▶ WORK TO COMPLETE
Locate and copy each line in the data that contains the word "title".
________________________________________
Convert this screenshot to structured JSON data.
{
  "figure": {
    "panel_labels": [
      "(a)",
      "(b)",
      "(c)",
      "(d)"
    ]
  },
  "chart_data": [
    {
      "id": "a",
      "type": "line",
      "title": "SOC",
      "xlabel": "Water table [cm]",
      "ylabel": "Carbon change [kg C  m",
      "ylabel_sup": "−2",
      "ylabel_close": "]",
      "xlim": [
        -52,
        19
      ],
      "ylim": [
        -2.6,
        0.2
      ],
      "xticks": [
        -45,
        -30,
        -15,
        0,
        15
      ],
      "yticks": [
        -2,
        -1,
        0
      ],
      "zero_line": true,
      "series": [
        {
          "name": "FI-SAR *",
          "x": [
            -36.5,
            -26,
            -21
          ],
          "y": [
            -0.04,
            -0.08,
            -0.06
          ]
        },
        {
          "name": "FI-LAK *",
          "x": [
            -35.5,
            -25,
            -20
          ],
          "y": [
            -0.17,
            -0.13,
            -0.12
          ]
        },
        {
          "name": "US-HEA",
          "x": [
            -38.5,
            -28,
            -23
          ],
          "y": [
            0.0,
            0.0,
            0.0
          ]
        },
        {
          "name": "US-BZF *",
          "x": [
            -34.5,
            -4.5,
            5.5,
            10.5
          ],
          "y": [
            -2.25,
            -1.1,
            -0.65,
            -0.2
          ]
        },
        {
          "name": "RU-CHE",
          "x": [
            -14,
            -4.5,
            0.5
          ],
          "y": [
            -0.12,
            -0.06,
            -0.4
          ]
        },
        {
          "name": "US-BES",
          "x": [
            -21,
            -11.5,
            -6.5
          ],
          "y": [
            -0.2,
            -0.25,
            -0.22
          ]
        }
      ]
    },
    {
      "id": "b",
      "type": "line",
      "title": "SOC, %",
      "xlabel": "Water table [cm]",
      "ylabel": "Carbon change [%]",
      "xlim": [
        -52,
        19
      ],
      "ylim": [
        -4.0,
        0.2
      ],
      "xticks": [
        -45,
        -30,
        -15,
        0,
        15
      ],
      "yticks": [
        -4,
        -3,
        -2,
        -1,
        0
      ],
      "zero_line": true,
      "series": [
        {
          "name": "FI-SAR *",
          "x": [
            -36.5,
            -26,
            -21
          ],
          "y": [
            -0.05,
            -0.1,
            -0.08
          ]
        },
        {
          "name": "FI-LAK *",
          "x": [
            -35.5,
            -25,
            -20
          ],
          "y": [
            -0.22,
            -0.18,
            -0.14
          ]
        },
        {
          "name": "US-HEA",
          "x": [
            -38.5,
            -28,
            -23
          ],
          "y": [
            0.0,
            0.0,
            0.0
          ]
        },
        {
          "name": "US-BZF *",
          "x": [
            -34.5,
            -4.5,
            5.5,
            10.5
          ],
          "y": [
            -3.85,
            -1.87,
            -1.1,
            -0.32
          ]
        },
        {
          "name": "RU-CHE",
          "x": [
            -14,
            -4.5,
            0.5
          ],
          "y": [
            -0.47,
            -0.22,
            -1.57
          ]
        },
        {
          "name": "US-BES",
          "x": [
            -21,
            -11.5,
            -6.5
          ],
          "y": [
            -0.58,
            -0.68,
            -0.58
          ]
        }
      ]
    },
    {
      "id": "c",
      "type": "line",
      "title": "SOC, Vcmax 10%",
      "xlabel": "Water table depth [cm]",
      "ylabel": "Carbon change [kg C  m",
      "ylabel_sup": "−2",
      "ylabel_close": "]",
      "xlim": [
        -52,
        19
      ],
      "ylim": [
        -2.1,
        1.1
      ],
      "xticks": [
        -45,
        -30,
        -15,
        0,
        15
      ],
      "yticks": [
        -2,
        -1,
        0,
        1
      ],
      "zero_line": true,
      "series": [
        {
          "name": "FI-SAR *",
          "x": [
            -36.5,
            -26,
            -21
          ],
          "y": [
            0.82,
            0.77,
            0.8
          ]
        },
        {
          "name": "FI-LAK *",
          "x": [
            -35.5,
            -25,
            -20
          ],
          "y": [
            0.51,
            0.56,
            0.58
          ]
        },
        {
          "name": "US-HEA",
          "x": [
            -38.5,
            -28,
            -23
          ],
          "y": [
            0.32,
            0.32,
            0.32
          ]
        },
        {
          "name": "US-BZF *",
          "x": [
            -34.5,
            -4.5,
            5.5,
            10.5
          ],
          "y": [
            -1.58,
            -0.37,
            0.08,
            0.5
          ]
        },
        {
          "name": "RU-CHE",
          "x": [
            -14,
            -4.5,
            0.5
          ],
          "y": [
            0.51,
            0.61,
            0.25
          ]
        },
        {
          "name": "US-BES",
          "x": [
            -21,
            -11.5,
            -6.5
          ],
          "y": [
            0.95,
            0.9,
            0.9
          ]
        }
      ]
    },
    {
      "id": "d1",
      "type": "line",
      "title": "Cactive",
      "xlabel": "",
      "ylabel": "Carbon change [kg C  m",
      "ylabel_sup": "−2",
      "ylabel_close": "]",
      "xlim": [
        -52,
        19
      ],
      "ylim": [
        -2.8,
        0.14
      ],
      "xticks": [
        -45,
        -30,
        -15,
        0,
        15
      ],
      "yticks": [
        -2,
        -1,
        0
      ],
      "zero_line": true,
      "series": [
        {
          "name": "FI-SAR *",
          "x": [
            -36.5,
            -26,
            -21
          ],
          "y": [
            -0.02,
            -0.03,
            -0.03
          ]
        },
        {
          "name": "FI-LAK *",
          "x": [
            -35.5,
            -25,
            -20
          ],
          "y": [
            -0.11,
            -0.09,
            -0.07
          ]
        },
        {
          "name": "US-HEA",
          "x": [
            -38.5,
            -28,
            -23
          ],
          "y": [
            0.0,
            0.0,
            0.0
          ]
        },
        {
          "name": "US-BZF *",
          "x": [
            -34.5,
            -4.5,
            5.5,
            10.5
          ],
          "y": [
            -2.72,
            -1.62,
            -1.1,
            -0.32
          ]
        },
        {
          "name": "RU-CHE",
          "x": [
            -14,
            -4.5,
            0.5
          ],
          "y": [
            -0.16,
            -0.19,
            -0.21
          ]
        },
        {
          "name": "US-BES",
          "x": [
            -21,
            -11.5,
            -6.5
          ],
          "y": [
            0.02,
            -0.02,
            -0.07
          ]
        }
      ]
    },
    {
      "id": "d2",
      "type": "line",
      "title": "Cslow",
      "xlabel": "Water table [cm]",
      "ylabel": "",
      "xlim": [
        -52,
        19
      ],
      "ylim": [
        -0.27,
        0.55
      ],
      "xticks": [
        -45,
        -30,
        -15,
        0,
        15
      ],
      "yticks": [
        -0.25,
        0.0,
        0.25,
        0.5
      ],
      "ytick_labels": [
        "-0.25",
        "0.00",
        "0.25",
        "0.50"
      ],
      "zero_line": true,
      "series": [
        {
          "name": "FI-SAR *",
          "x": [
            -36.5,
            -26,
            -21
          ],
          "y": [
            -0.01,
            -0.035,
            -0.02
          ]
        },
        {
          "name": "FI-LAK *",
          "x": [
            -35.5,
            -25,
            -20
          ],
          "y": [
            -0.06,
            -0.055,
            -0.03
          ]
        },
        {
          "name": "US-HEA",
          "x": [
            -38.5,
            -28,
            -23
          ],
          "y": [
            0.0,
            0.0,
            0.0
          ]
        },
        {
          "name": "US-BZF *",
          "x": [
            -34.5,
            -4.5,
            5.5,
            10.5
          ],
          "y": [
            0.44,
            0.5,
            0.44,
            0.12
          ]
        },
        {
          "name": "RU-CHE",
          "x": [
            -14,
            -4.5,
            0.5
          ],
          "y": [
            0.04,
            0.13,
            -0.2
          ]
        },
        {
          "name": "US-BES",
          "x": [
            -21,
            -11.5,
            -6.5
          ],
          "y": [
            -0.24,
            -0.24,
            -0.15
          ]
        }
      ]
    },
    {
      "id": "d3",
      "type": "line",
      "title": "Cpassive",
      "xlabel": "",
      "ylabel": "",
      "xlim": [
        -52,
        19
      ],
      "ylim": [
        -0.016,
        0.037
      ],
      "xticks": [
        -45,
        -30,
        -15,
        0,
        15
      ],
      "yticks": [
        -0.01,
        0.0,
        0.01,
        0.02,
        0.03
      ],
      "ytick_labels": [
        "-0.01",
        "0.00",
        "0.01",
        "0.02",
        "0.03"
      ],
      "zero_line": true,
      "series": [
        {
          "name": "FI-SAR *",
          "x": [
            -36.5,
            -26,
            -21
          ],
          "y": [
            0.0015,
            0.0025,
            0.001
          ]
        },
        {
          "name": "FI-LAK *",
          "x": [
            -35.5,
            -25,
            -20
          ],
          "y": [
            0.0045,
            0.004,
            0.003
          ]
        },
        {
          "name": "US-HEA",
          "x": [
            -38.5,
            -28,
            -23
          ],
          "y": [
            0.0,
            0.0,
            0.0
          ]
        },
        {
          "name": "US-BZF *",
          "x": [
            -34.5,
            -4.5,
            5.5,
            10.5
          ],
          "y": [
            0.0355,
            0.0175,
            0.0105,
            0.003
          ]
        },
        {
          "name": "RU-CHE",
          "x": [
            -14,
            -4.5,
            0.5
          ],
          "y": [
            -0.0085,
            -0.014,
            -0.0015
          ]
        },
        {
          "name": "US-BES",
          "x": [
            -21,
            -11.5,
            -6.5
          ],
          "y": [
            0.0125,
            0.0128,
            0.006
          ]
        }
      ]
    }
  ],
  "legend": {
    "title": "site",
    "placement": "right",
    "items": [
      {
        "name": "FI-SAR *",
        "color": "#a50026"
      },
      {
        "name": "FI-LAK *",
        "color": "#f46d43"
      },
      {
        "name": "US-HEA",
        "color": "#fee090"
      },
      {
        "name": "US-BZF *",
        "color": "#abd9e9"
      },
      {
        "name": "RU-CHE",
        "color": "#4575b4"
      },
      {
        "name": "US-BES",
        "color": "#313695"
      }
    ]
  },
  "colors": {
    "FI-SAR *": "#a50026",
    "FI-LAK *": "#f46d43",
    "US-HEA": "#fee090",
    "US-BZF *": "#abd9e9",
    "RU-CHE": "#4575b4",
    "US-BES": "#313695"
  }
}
________________________________________
▶ TASK RESPONSE
      "title": "SOC",
      "title": "SOC, %",
      "title": "SOC, Vcmax 10%",
      "title": "Cactive",
      "title": "Cslow",
      "title": "Cpassive",
    "title": "site",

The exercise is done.